**Supplied data**:
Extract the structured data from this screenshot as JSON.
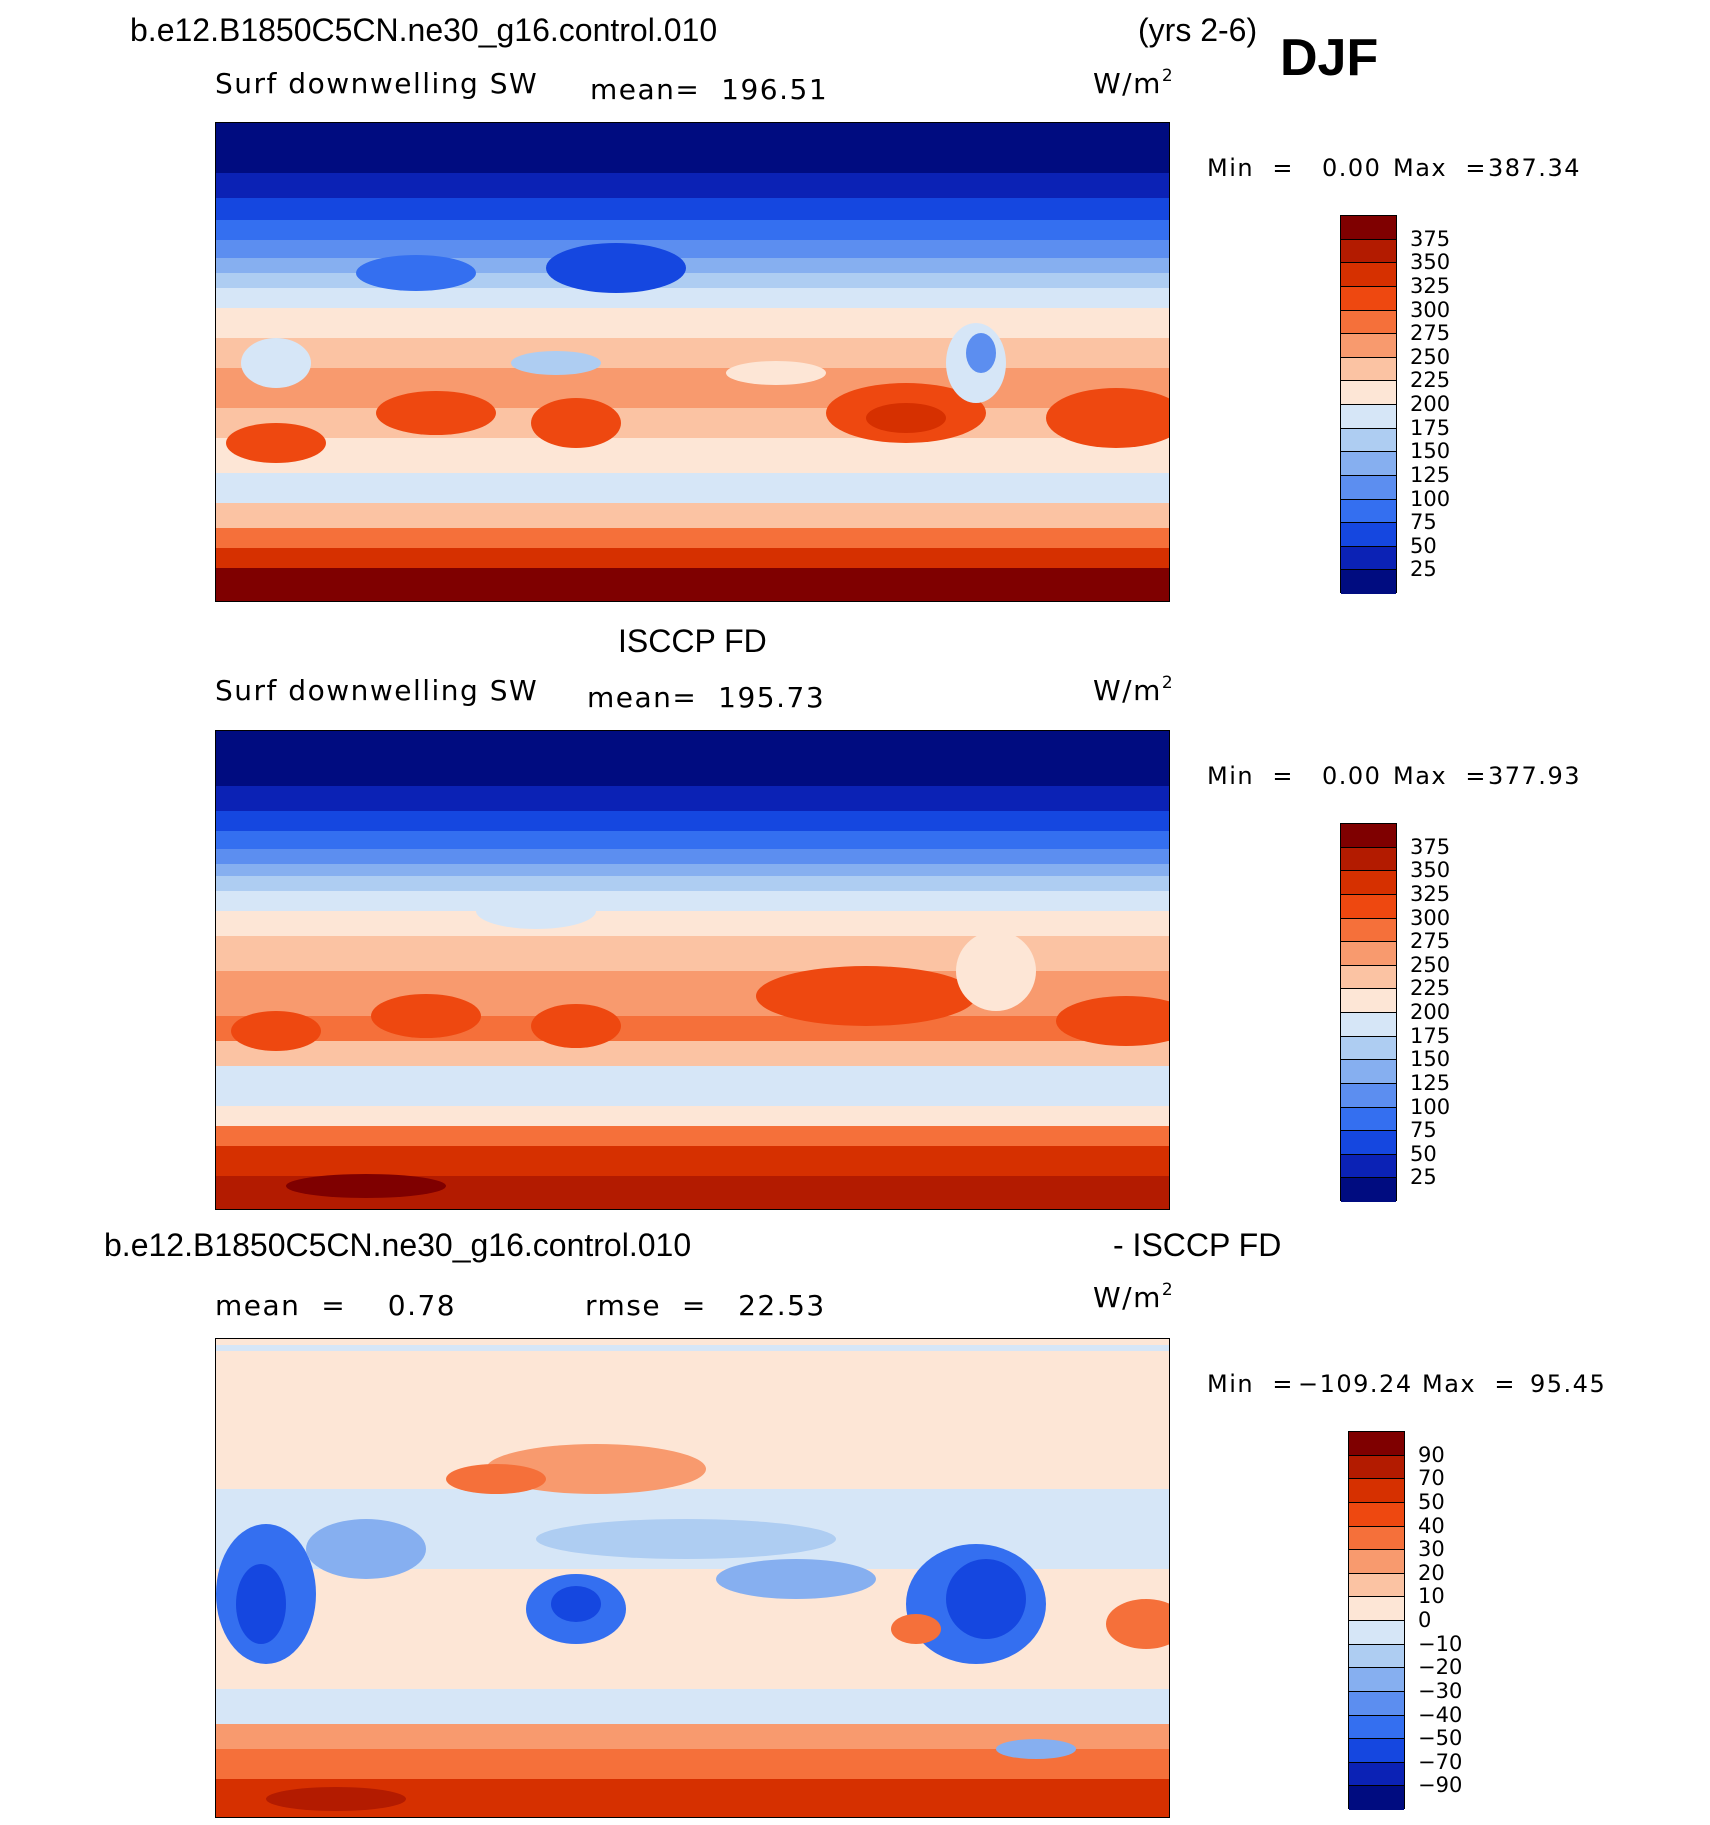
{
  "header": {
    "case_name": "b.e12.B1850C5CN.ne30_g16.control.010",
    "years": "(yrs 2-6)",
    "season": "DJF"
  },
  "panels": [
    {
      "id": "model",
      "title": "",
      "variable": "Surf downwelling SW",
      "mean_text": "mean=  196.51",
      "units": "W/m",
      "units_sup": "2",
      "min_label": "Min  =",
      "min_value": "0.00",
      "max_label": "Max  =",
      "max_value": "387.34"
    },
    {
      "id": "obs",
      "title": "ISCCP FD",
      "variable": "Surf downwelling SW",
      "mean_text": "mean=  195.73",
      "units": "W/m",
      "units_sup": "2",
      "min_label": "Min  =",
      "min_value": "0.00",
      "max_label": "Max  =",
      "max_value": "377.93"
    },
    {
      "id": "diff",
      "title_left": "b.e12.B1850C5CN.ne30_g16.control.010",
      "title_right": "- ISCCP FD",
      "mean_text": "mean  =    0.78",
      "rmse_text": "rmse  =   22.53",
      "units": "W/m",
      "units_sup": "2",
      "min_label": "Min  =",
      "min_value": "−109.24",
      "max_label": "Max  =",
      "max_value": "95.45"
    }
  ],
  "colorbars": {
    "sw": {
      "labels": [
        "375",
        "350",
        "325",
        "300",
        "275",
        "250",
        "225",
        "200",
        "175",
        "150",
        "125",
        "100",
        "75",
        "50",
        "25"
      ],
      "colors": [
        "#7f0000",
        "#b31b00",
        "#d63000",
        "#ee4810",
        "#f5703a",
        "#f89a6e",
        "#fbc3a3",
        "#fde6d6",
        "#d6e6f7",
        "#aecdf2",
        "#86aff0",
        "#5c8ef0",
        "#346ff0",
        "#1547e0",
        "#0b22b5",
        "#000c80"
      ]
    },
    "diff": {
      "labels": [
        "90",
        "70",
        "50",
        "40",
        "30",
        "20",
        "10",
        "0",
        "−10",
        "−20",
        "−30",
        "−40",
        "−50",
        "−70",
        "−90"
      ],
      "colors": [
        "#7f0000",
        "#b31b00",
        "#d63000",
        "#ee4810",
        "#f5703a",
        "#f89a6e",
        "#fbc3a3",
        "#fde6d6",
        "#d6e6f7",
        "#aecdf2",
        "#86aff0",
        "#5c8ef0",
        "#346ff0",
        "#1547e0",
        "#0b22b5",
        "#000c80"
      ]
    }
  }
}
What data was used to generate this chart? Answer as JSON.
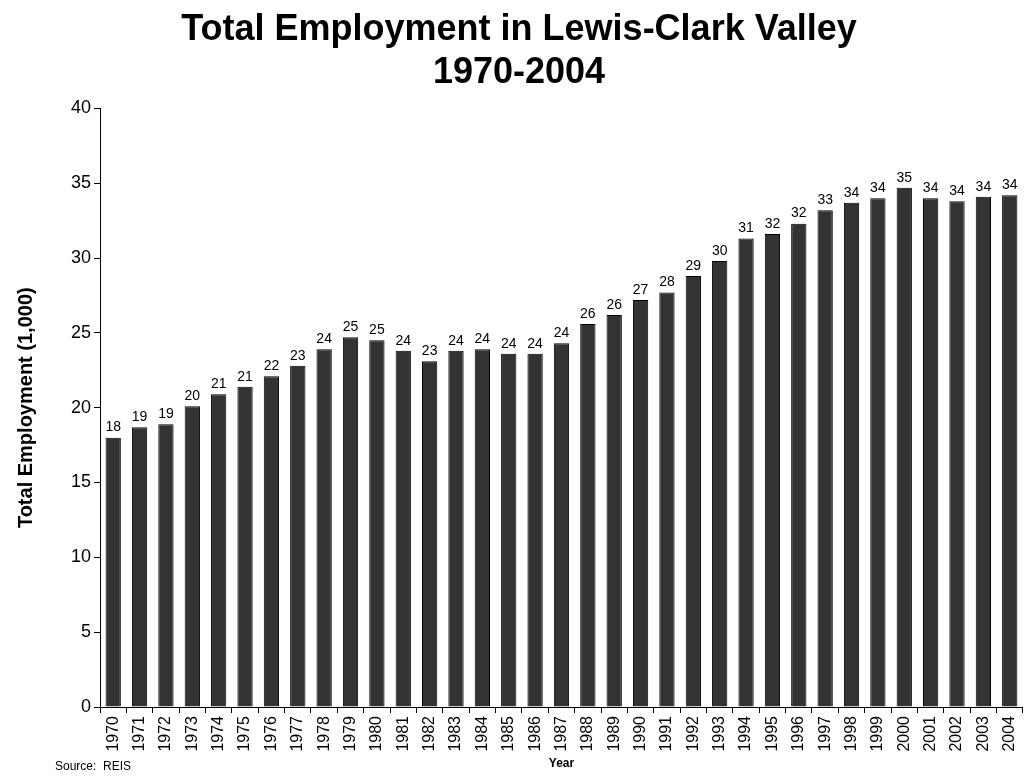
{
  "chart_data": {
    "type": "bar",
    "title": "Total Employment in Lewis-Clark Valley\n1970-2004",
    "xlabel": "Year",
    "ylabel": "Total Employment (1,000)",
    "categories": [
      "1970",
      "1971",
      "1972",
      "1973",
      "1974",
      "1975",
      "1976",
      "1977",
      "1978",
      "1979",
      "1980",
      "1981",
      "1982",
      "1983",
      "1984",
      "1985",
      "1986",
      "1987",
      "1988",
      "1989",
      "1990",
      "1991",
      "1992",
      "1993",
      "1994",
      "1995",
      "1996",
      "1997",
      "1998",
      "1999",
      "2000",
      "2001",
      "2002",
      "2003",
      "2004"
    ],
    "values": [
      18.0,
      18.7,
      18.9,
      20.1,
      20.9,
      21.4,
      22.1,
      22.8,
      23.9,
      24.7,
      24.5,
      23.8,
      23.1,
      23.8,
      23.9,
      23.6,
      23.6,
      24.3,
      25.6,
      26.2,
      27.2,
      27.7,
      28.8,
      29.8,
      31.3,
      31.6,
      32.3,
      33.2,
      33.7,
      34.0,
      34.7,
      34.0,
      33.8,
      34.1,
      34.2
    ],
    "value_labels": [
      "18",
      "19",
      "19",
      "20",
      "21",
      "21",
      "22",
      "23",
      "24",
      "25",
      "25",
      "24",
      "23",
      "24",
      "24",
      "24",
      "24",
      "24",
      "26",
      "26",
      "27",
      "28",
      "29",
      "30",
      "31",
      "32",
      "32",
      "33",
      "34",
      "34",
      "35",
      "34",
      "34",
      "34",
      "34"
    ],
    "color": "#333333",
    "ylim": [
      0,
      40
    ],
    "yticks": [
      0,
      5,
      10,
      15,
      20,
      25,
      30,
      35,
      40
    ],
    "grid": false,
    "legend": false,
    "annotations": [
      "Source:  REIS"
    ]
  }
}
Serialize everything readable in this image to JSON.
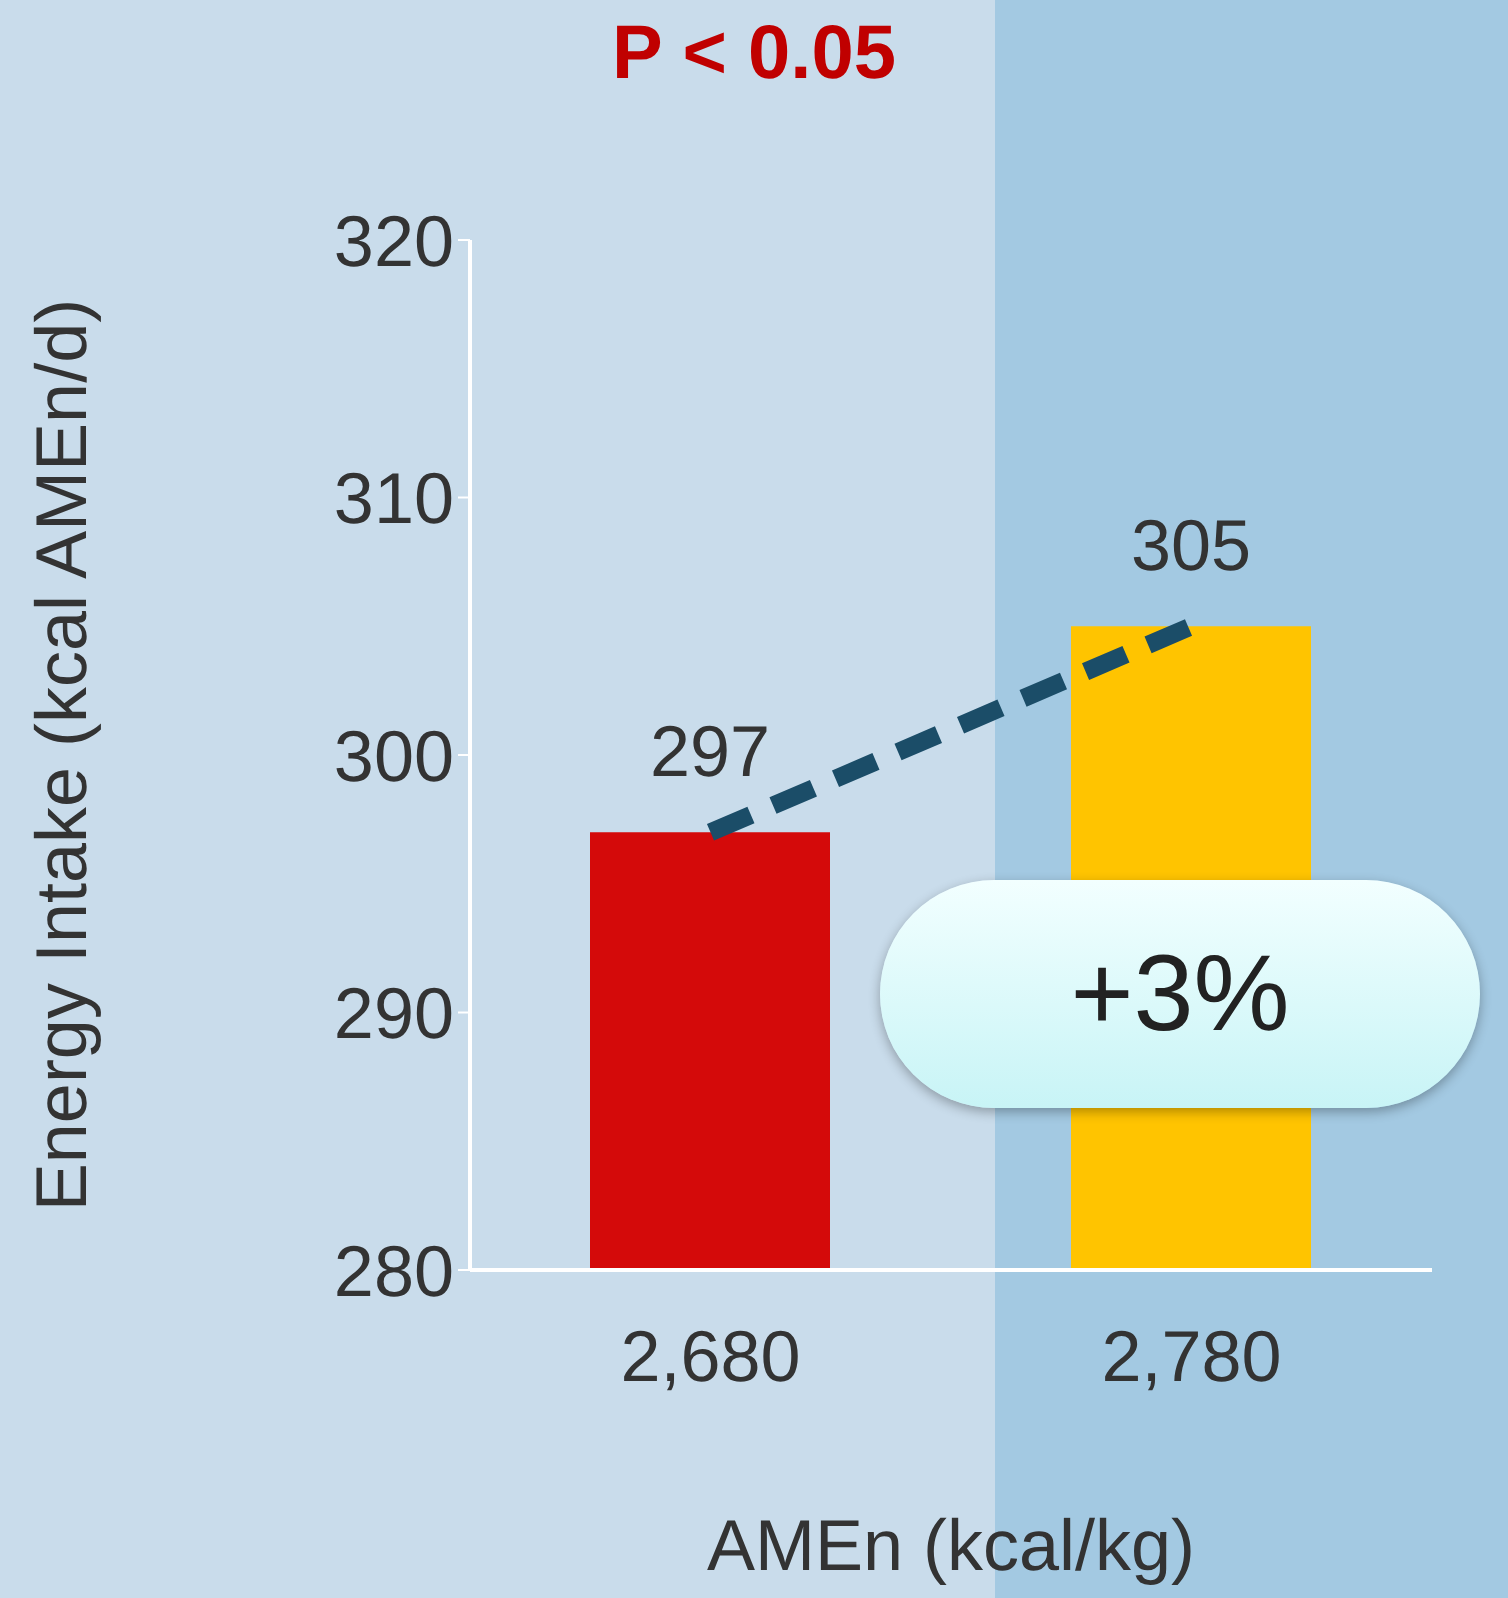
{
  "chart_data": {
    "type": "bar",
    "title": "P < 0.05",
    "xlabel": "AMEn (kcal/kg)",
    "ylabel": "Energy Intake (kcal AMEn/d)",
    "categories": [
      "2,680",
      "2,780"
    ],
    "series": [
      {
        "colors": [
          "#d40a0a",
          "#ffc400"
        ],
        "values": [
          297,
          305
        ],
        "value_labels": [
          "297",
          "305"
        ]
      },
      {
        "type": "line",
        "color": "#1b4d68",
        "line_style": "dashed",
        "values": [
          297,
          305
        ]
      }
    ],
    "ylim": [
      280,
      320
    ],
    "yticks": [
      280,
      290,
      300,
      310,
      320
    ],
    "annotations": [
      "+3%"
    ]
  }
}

**The exercise**:
Return nothing except the number of lines that include the string "this".

**Written solution**:
3